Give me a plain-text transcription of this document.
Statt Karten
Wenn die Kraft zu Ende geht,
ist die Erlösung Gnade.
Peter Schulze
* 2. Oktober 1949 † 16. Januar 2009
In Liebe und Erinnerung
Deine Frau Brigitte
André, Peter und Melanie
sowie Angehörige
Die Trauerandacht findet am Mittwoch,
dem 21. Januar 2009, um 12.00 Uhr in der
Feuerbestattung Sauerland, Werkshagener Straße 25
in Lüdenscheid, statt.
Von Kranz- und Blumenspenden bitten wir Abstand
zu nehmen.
◆ ◆ ◆ ◆ ◆ ◆ ◆
→ Exercise goal
Return all of the entries exactly as written.

→ Exercise response
Give me a plain-text transcription of this document.
Statt Karten
Wenn die Kraft zu Ende geht,
ist die Erlösung Gnade.
Peter Schulze
* 2. Oktober 1949 † 16. Januar 2009
In Liebe und Erinnerung
Deine Frau Brigitte
André, Peter und Melanie
sowie Angehörige
Die Trauerandacht findet am Mittwoch,
dem 21. Januar 2009, um 12.00 Uhr in der
Feuerbestattung Sauerland, Werkshagener Straße 25
in Lüdenscheid, statt.
Von Kranz- und Blumenspenden bitten wir Abstand
zu nehmen.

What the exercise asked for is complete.